_WHAT NEEDS TO BE DONE_
Reproduce the material below verbatim, from its first line through the line containing "228, 157, 243]", including both ends.

_RECORDS_

* * *

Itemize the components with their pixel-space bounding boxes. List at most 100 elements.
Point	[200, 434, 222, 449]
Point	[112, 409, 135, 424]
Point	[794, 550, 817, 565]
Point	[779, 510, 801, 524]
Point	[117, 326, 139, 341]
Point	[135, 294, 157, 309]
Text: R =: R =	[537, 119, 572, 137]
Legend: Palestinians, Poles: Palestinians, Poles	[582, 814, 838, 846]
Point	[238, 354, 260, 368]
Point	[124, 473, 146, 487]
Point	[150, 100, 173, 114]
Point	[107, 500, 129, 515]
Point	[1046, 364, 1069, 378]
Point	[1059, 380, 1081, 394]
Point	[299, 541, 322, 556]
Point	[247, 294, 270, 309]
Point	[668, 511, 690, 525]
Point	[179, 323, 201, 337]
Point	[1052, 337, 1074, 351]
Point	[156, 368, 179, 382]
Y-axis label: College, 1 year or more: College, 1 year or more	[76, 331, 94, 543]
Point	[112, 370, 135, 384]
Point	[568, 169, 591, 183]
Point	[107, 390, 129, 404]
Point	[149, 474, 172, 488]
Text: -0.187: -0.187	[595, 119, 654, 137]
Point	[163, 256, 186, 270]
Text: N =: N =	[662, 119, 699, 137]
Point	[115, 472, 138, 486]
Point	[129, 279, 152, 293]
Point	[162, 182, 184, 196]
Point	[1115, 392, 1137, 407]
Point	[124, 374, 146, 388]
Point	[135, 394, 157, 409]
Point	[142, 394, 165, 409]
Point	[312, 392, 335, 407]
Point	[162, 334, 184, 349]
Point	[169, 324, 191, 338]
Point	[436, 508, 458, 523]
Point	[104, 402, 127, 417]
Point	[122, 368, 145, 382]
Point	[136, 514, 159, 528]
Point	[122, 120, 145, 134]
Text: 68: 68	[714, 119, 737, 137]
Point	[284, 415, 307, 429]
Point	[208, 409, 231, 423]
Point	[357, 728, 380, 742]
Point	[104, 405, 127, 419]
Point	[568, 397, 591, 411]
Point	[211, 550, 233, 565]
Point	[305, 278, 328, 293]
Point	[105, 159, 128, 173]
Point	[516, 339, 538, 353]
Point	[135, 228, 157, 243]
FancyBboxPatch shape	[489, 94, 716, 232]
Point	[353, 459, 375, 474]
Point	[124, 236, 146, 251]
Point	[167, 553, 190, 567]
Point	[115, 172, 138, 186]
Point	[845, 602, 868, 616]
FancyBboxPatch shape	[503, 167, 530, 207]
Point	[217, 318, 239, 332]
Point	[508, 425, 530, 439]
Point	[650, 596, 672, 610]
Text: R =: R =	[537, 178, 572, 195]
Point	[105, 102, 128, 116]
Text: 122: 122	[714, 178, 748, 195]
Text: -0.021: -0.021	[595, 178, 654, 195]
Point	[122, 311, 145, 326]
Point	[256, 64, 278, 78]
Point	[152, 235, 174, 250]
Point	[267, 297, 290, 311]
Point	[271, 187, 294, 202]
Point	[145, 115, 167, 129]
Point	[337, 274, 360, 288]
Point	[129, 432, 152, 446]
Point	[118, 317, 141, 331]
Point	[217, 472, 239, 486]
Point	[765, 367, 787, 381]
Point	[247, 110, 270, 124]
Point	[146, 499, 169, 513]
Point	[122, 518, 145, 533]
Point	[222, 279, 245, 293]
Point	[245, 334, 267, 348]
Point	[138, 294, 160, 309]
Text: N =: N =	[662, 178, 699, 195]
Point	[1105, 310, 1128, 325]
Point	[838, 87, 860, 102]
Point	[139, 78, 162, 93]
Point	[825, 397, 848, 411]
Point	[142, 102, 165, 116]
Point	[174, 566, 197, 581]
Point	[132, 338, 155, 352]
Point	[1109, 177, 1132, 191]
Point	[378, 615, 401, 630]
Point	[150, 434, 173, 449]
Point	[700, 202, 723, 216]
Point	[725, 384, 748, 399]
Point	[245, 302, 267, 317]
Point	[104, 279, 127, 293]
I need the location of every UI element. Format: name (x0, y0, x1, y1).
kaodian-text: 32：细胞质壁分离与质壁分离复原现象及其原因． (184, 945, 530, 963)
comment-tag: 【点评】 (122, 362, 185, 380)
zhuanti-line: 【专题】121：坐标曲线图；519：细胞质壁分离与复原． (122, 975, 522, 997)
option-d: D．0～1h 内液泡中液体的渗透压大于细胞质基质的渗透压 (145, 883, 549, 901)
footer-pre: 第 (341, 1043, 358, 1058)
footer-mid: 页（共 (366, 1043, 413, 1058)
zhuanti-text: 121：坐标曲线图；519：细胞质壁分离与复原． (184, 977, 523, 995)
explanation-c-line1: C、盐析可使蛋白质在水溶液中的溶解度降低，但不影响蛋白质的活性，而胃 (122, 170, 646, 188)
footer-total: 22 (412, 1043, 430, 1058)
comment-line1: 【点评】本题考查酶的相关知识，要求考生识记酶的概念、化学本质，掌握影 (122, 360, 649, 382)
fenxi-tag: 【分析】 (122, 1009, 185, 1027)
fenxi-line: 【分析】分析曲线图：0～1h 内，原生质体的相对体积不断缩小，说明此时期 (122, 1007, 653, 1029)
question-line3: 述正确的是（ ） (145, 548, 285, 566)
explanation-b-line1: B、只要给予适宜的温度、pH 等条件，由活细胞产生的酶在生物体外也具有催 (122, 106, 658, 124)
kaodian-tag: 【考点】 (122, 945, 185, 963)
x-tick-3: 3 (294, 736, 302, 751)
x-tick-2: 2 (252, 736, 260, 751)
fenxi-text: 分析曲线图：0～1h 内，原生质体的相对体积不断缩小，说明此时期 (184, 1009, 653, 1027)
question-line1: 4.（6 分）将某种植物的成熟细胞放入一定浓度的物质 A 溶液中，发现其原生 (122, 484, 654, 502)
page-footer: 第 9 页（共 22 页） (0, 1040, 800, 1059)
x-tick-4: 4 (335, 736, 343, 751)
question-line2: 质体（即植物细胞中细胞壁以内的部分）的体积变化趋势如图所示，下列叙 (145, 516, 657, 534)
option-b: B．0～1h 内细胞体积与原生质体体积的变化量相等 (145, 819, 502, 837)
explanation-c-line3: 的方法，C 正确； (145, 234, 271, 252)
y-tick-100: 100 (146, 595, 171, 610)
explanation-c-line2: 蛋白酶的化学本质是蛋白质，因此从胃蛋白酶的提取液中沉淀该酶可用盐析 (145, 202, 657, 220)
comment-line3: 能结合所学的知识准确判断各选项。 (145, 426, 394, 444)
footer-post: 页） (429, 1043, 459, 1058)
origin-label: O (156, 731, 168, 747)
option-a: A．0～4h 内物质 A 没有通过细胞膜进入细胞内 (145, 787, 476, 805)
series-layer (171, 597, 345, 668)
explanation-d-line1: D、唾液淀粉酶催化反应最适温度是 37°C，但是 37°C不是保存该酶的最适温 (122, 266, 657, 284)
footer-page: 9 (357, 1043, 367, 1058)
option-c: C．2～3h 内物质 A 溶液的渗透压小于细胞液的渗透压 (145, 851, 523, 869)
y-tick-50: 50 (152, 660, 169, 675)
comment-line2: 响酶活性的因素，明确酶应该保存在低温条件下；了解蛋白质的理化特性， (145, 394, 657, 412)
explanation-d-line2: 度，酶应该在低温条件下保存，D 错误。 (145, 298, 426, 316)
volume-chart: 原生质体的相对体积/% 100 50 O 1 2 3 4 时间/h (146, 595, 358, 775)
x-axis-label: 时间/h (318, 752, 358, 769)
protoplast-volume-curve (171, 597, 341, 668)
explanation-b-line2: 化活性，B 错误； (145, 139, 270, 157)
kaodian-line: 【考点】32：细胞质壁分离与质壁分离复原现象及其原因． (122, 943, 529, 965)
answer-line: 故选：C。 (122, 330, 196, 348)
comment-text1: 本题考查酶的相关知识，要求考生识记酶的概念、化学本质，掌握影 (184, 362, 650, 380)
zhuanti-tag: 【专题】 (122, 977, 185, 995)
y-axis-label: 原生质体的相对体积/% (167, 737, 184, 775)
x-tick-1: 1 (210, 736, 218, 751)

* * *

_RESPONSE_
Itemize the components with their pixel-space bounding boxes. List at most 100 elements.
Point	[200, 434, 222, 449]
Point	[112, 409, 135, 424]
Point	[794, 550, 817, 565]
Point	[779, 510, 801, 524]
Point	[117, 326, 139, 341]
Point	[135, 294, 157, 309]
Text: R =: R =	[537, 119, 572, 137]
Legend: Palestinians, Poles: Palestinians, Poles	[582, 814, 838, 846]
Point	[238, 354, 260, 368]
Point	[124, 473, 146, 487]
Point	[150, 100, 173, 114]
Point	[107, 500, 129, 515]
Point	[1046, 364, 1069, 378]
Point	[1059, 380, 1081, 394]
Point	[299, 541, 322, 556]
Point	[247, 294, 270, 309]
Point	[668, 511, 690, 525]
Point	[179, 323, 201, 337]
Point	[1052, 337, 1074, 351]
Point	[156, 368, 179, 382]
Y-axis label: College, 1 year or more: College, 1 year or more	[76, 331, 94, 543]
Point	[112, 370, 135, 384]
Point	[568, 169, 591, 183]
Point	[107, 390, 129, 404]
Point	[149, 474, 172, 488]
Text: -0.187: -0.187	[595, 119, 654, 137]
Point	[163, 256, 186, 270]
Text: N =: N =	[662, 119, 699, 137]
Point	[115, 472, 138, 486]
Point	[129, 279, 152, 293]
Point	[162, 182, 184, 196]
Point	[1115, 392, 1137, 407]
Point	[124, 374, 146, 388]
Point	[135, 394, 157, 409]
Point	[142, 394, 165, 409]
Point	[312, 392, 335, 407]
Point	[162, 334, 184, 349]
Point	[169, 324, 191, 338]
Point	[436, 508, 458, 523]
Point	[104, 402, 127, 417]
Point	[122, 368, 145, 382]
Point	[136, 514, 159, 528]
Point	[122, 120, 145, 134]
Text: 68: 68	[714, 119, 737, 137]
Point	[284, 415, 307, 429]
Point	[208, 409, 231, 423]
Point	[357, 728, 380, 742]
Point	[104, 405, 127, 419]
Point	[568, 397, 591, 411]
Point	[211, 550, 233, 565]
Point	[305, 278, 328, 293]
Point	[105, 159, 128, 173]
Point	[516, 339, 538, 353]
Point	[135, 228, 157, 243]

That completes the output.